EXERCISE INSTRUCTIONS: Copy out every record below exactly as written, but leave out any pictures.

Stored data:
▽

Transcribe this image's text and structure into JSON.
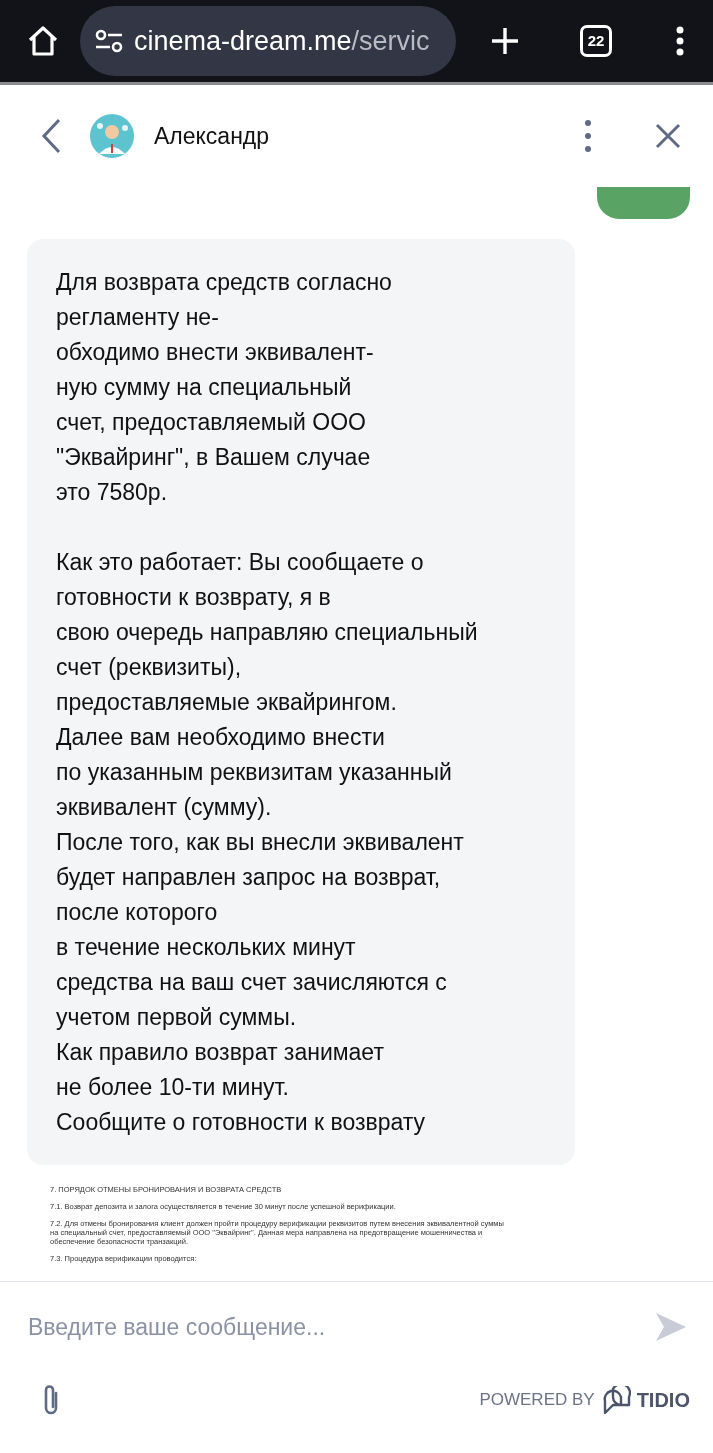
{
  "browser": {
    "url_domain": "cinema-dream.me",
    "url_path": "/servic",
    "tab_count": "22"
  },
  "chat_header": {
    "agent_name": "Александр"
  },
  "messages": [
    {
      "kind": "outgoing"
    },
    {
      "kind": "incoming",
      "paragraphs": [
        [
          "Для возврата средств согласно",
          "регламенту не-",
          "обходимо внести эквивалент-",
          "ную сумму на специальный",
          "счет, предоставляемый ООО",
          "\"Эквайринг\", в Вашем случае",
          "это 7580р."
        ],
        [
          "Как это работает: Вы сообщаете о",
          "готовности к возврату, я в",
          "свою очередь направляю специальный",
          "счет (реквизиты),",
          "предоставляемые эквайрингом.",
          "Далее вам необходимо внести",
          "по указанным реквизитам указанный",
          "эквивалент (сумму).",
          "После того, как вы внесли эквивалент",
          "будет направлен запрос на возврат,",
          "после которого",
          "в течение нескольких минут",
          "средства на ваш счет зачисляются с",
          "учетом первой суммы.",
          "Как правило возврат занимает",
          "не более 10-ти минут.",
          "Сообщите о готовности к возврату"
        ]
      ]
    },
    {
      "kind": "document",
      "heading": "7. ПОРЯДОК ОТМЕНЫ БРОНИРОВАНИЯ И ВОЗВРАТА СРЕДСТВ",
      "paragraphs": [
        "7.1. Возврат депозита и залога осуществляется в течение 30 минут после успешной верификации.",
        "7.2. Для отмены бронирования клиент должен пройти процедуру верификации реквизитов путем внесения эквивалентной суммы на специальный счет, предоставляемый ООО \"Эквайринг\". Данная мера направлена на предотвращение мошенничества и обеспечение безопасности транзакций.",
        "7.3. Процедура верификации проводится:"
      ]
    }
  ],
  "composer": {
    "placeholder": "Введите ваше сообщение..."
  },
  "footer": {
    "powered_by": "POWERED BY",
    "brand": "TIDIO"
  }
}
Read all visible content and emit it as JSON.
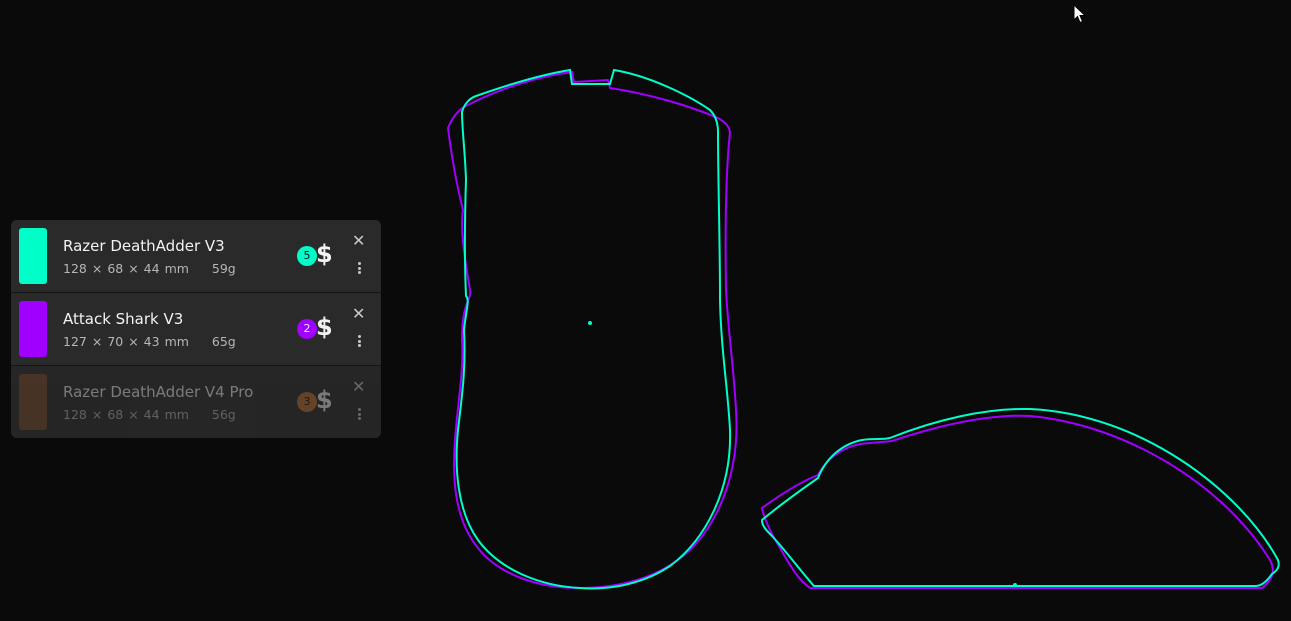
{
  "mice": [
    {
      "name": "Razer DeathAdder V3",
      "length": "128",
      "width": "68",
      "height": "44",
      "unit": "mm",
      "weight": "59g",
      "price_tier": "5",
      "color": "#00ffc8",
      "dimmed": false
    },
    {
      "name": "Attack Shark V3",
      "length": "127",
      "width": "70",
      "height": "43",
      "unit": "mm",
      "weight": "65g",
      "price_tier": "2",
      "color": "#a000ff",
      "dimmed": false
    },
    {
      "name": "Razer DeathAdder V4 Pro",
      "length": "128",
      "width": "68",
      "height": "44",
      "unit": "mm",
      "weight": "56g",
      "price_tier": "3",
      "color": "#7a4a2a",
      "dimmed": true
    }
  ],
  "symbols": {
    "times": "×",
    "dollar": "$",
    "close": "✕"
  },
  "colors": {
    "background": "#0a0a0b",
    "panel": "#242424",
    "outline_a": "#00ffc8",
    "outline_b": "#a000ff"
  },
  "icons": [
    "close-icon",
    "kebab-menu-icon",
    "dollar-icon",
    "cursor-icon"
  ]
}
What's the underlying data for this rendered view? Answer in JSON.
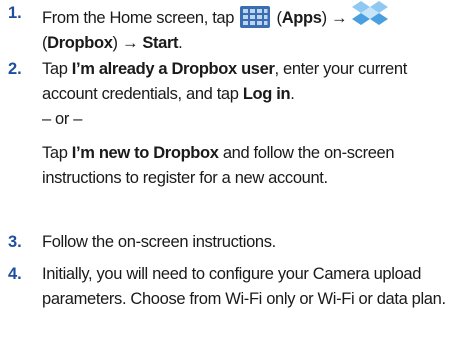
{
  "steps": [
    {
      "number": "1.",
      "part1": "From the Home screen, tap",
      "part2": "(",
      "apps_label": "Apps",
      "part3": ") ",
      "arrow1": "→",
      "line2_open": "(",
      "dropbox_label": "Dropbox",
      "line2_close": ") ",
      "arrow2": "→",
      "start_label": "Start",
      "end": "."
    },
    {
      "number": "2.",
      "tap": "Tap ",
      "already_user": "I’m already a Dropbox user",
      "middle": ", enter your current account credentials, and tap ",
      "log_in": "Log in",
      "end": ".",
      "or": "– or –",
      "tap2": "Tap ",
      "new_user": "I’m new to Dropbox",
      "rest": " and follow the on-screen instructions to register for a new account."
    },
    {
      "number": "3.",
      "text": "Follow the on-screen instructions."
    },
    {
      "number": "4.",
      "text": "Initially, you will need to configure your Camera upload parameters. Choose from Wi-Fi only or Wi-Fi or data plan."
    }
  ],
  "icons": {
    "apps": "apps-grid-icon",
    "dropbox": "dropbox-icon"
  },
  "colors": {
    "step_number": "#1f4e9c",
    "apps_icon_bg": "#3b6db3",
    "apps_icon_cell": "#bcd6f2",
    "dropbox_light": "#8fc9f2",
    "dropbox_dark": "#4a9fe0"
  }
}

△

RESULT OF THIS TASK:
Transcribe this image's text and structure into JSON.
{
  "browser": {
    "url_domain": "cinema-dream.me",
    "url_path": "/servic",
    "tab_count": "22"
  },
  "chat_header": {
    "agent_name": "Александр"
  },
  "messages": [
    {
      "kind": "outgoing"
    },
    {
      "kind": "incoming",
      "paragraphs": [
        [
          "Для возврата средств согласно",
          "регламенту не-",
          "обходимо внести эквивалент-",
          "ную сумму на специальный",
          "счет, предоставляемый ООО",
          "\"Эквайринг\", в Вашем случае",
          "это 7580р."
        ],
        [
          "Как это работает: Вы сообщаете о",
          "готовности к возврату, я в",
          "свою очередь направляю специальный",
          "счет (реквизиты),",
          "предоставляемые эквайрингом.",
          "Далее вам необходимо внести",
          "по указанным реквизитам указанный",
          "эквивалент (сумму).",
          "После того, как вы внесли эквивалент",
          "будет направлен запрос на возврат,",
          "после которого",
          "в течение нескольких минут",
          "средства на ваш счет зачисляются с",
          "учетом первой суммы.",
          "Как правило возврат занимает",
          "не более 10-ти минут.",
          "Сообщите о готовности к возврату"
        ]
      ]
    },
    {
      "kind": "document",
      "heading": "7. ПОРЯДОК ОТМЕНЫ БРОНИРОВАНИЯ И ВОЗВРАТА СРЕДСТВ",
      "paragraphs": [
        "7.1. Возврат депозита и залога осуществляется в течение 30 минут после успешной верификации.",
        "7.2. Для отмены бронирования клиент должен пройти процедуру верификации реквизитов путем внесения эквивалентной суммы на специальный счет, предоставляемый ООО \"Эквайринг\". Данная мера направлена на предотвращение мошенничества и обеспечение безопасности транзакций.",
        "7.3. Процедура верификации проводится:"
      ]
    }
  ],
  "composer": {
    "placeholder": "Введите ваше сообщение..."
  },
  "footer": {
    "powered_by": "POWERED BY",
    "brand": "TIDIO"
  }
}
Read all visible content and emit it as JSON.
{
  "mice": [
    {
      "name": "Razer DeathAdder V3",
      "length": "128",
      "width": "68",
      "height": "44",
      "unit": "mm",
      "weight": "59g",
      "price_tier": "5",
      "color": "#00ffc8",
      "dimmed": false
    },
    {
      "name": "Attack Shark V3",
      "length": "127",
      "width": "70",
      "height": "43",
      "unit": "mm",
      "weight": "65g",
      "price_tier": "2",
      "color": "#a000ff",
      "dimmed": false
    },
    {
      "name": "Razer DeathAdder V4 Pro",
      "length": "128",
      "width": "68",
      "height": "44",
      "unit": "mm",
      "weight": "56g",
      "price_tier": "3",
      "color": "#7a4a2a",
      "dimmed": true
    }
  ],
  "symbols": {
    "times": "×",
    "dollar": "$",
    "close": "✕"
  },
  "colors": {
    "background": "#0a0a0b",
    "panel": "#242424",
    "outline_a": "#00ffc8",
    "outline_b": "#a000ff"
  },
  "icons": [
    "close-icon",
    "kebab-menu-icon",
    "dollar-icon",
    "cursor-icon"
  ]
}
What's the underlying data for this rendered view? Answer in JSON.
{
  "steps": [
    {
      "number": "1.",
      "part1": "From the Home screen, tap",
      "part2": "(",
      "apps_label": "Apps",
      "part3": ") ",
      "arrow1": "→",
      "line2_open": "(",
      "dropbox_label": "Dropbox",
      "line2_close": ") ",
      "arrow2": "→",
      "start_label": "Start",
      "end": "."
    },
    {
      "number": "2.",
      "tap": "Tap ",
      "already_user": "I’m already a Dropbox user",
      "middle": ", enter your current account credentials, and tap ",
      "log_in": "Log in",
      "end": ".",
      "or": "– or –",
      "tap2": "Tap ",
      "new_user": "I’m new to Dropbox",
      "rest": " and follow the on-screen instructions to register for a new account."
    },
    {
      "number": "3.",
      "text": "Follow the on-screen instructions."
    },
    {
      "number": "4.",
      "text": "Initially, you will need to configure your Camera upload parameters. Choose from Wi-Fi only or Wi-Fi or data plan."
    }
  ],
  "icons": {
    "apps": "apps-grid-icon",
    "dropbox": "dropbox-icon"
  },
  "colors": {
    "step_number": "#1f4e9c",
    "apps_icon_bg": "#3b6db3",
    "apps_icon_cell": "#bcd6f2",
    "dropbox_light": "#8fc9f2",
    "dropbox_dark": "#4a9fe0"
  }
}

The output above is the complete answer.